# Objective:
Write out every entry, unchanged. Skip any picture.

# Data supplied:

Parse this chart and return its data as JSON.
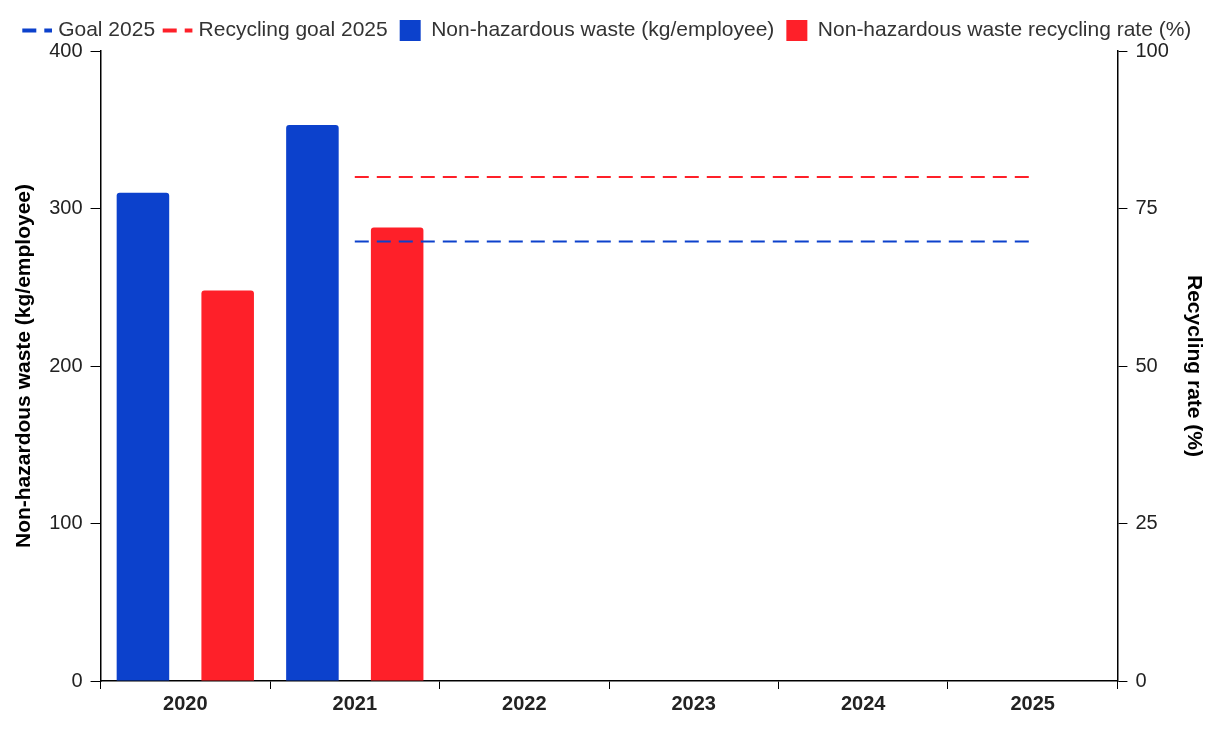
{
  "chart_data": {
    "type": "bar",
    "categories": [
      "2020",
      "2021",
      "2022",
      "2023",
      "2024",
      "2025"
    ],
    "ylabel": "Non-hazardous waste (kg/employee)",
    "y2label": "Recycling rate (%)",
    "ylim": [
      0,
      400
    ],
    "yticks": [
      0,
      100,
      200,
      300,
      400
    ],
    "y2lim": [
      0,
      100
    ],
    "y2ticks": [
      0,
      25,
      50,
      75,
      100
    ],
    "grid": false,
    "legend": "top",
    "series": [
      {
        "name": "Non-hazardous waste (kg/employee)",
        "color": "#0c41cc",
        "values": [
          310,
          353,
          null,
          null,
          null,
          null
        ]
      },
      {
        "name": "Non-hazardous waste recycling rate (%)",
        "color": "#fe2029",
        "axis": "y2",
        "values": [
          62,
          72,
          null,
          null,
          null,
          null
        ]
      },
      {
        "name": "Goal 2025",
        "type": "line",
        "line_style": "dashed",
        "marker": "none",
        "color": "#0c41cc",
        "values": [
          null,
          279,
          279,
          279,
          279,
          279
        ]
      },
      {
        "name": "Recycling goal 2025",
        "type": "line",
        "line_style": "dashed",
        "marker": "none",
        "color": "#fe2029",
        "axis": "y2",
        "values": [
          null,
          80,
          80,
          80,
          80,
          80
        ]
      }
    ]
  }
}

# Answer to this problem:
Parse this chart and return its data as JSON.
{
  "chart_data": {
    "type": "bar",
    "categories": [
      "2020",
      "2021",
      "2022",
      "2023",
      "2024",
      "2025"
    ],
    "ylabel": "Non-hazardous waste (kg/employee)",
    "y2label": "Recycling rate (%)",
    "ylim": [
      0,
      400
    ],
    "yticks": [
      0,
      100,
      200,
      300,
      400
    ],
    "y2lim": [
      0,
      100
    ],
    "y2ticks": [
      0,
      25,
      50,
      75,
      100
    ],
    "grid": false,
    "legend": "top",
    "series": [
      {
        "name": "Non-hazardous waste (kg/employee)",
        "color": "#0c41cc",
        "values": [
          310,
          353,
          null,
          null,
          null,
          null
        ]
      },
      {
        "name": "Non-hazardous waste recycling rate (%)",
        "color": "#fe2029",
        "axis": "y2",
        "values": [
          62,
          72,
          null,
          null,
          null,
          null
        ]
      },
      {
        "name": "Goal 2025",
        "type": "line",
        "line_style": "dashed",
        "marker": "none",
        "color": "#0c41cc",
        "values": [
          null,
          279,
          279,
          279,
          279,
          279
        ]
      },
      {
        "name": "Recycling goal 2025",
        "type": "line",
        "line_style": "dashed",
        "marker": "none",
        "color": "#fe2029",
        "axis": "y2",
        "values": [
          null,
          80,
          80,
          80,
          80,
          80
        ]
      }
    ]
  }
}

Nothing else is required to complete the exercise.